Dataset extract:
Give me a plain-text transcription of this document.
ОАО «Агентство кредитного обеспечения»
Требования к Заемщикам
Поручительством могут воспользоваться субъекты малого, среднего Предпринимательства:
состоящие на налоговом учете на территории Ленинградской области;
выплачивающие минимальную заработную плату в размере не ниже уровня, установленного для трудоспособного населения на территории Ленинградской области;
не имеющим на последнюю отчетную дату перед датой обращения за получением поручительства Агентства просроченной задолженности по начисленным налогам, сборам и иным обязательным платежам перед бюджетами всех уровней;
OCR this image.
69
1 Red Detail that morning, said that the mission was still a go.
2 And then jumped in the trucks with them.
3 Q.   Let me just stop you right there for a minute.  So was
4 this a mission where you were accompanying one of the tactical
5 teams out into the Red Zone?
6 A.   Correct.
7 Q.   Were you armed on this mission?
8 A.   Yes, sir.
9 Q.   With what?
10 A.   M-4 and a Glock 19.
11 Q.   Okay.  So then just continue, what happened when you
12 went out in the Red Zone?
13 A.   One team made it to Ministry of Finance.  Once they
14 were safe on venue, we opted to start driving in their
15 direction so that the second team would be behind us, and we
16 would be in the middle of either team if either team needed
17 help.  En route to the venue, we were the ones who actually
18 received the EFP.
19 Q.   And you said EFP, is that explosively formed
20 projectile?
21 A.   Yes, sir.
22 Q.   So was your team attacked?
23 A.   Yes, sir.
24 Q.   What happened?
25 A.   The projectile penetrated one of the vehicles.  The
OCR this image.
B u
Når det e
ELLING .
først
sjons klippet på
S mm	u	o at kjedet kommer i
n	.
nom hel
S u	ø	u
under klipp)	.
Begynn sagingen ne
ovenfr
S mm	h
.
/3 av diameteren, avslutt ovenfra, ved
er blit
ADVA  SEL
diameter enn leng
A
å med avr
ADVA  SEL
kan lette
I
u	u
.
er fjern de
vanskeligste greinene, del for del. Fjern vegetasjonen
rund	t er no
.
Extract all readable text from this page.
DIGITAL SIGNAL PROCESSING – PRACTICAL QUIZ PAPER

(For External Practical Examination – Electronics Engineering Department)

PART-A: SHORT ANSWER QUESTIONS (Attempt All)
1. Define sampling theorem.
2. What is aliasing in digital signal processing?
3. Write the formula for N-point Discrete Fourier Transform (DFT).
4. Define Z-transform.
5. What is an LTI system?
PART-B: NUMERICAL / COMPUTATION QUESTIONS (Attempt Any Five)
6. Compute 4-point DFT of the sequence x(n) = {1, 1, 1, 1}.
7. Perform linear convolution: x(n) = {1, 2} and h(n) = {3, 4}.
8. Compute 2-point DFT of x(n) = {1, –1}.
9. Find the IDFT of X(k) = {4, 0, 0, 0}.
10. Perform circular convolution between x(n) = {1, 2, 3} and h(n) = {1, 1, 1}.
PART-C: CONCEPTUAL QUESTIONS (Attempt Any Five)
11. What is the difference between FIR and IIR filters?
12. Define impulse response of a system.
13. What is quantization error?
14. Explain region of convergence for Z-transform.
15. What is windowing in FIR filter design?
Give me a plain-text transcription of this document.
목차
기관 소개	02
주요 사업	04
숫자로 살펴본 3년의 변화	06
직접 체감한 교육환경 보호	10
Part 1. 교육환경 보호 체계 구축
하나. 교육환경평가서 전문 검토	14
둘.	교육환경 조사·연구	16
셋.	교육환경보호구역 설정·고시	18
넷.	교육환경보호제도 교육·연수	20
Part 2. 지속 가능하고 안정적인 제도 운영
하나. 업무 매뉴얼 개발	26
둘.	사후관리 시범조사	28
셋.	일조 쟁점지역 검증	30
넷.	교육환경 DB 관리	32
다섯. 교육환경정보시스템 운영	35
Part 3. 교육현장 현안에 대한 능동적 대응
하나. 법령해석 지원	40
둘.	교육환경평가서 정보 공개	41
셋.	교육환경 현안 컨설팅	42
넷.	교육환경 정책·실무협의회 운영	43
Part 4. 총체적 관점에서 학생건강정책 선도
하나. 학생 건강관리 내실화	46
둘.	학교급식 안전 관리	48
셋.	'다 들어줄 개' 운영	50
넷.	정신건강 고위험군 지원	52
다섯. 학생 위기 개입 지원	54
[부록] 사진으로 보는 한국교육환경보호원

Job:
All records above must be set down exactly, please.

Result for this task:
Give me a plain-text transcription of this document.
ОАО «Агентство кредитного обеспечения»
Требования к Заемщикам
Поручительством могут воспользоваться субъекты малого, среднего Предпринимательства:
состоящие на налоговом учете на территории Ленинградской области;
выплачивающие минимальную заработную плату в размере не ниже уровня, установленного для трудоспособного населения на территории Ленинградской области;
не имеющим на последнюю отчетную дату перед датой обращения за получением поручительства Агентства просроченной задолженности по начисленным налогам, сборам и иным обязательным платежам перед бюджетами всех уровней;
OCR this image.
69
1 Red Detail that morning, said that the mission was still a go.
2 And then jumped in the trucks with them.
3 Q.   Let me just stop you right there for a minute.  So was
4 this a mission where you were accompanying one of the tactical
5 teams out into the Red Zone?
6 A.   Correct.
7 Q.   Were you armed on this mission?
8 A.   Yes, sir.
9 Q.   With what?
10 A.   M-4 and a Glock 19.
11 Q.   Okay.  So then just continue, what happened when you
12 went out in the Red Zone?
13 A.   One team made it to Ministry of Finance.  Once they
14 were safe on venue, we opted to start driving in their
15 direction so that the second team would be behind us, and we
16 would be in the middle of either team if either team needed
17 help.  En route to the venue, we were the ones who actually
18 received the EFP.
19 Q.   And you said EFP, is that explosively formed
20 projectile?
21 A.   Yes, sir.
22 Q.   So was your team attacked?
23 A.   Yes, sir.
24 Q.   What happened?
25 A.   The projectile penetrated one of the vehicles.  The
OCR this image.
B u
Når det e
ELLING .
først
sjons klippet på
S mm	u	o at kjedet kommer i
n	.
nom hel
S u	ø	u
under klipp)	.
Begynn sagingen ne
ovenfr
S mm	h
.
/3 av diameteren, avslutt ovenfra, ved
er blit
ADVA  SEL
diameter enn leng
A
å med avr
ADVA  SEL
kan lette
I
u	u
.
er fjern de
vanskeligste greinene, del for del. Fjern vegetasjonen
rund	t er no
.
Extract all readable text from this page.
DIGITAL SIGNAL PROCESSING – PRACTICAL QUIZ PAPER

(For External Practical Examination – Electronics Engineering Department)

PART-A: SHORT ANSWER QUESTIONS (Attempt All)
1. Define sampling theorem.
2. What is aliasing in digital signal processing?
3. Write the formula for N-point Discrete Fourier Transform (DFT).
4. Define Z-transform.
5. What is an LTI system?
PART-B: NUMERICAL / COMPUTATION QUESTIONS (Attempt Any Five)
6. Compute 4-point DFT of the sequence x(n) = {1, 1, 1, 1}.
7. Perform linear convolution: x(n) = {1, 2} and h(n) = {3, 4}.
8. Compute 2-point DFT of x(n) = {1, –1}.
9. Find the IDFT of X(k) = {4, 0, 0, 0}.
10. Perform circular convolution between x(n) = {1, 2, 3} and h(n) = {1, 1, 1}.
PART-C: CONCEPTUAL QUESTIONS (Attempt Any Five)
11. What is the difference between FIR and IIR filters?
12. Define impulse response of a system.
13. What is quantization error?
14. Explain region of convergence for Z-transform.
15. What is windowing in FIR filter design?
Give me a plain-text transcription of this document.
목차
기관 소개	02
주요 사업	04
숫자로 살펴본 3년의 변화	06
직접 체감한 교육환경 보호	10
Part 1. 교육환경 보호 체계 구축
하나. 교육환경평가서 전문 검토	14
둘.	교육환경 조사·연구	16
셋.	교육환경보호구역 설정·고시	18
넷.	교육환경보호제도 교육·연수	20
Part 2. 지속 가능하고 안정적인 제도 운영
하나. 업무 매뉴얼 개발	26
둘.	사후관리 시범조사	28
셋.	일조 쟁점지역 검증	30
넷.	교육환경 DB 관리	32
다섯. 교육환경정보시스템 운영	35
Part 3. 교육현장 현안에 대한 능동적 대응
하나. 법령해석 지원	40
둘.	교육환경평가서 정보 공개	41
셋.	교육환경 현안 컨설팅	42
넷.	교육환경 정책·실무협의회 운영	43
Part 4. 총체적 관점에서 학생건강정책 선도
하나. 학생 건강관리 내실화	46
둘.	학교급식 안전 관리	48
셋.	'다 들어줄 개' 운영	50
넷.	정신건강 고위험군 지원	52
다섯. 학생 위기 개입 지원	54
[부록] 사진으로 보는 한국교육환경보호원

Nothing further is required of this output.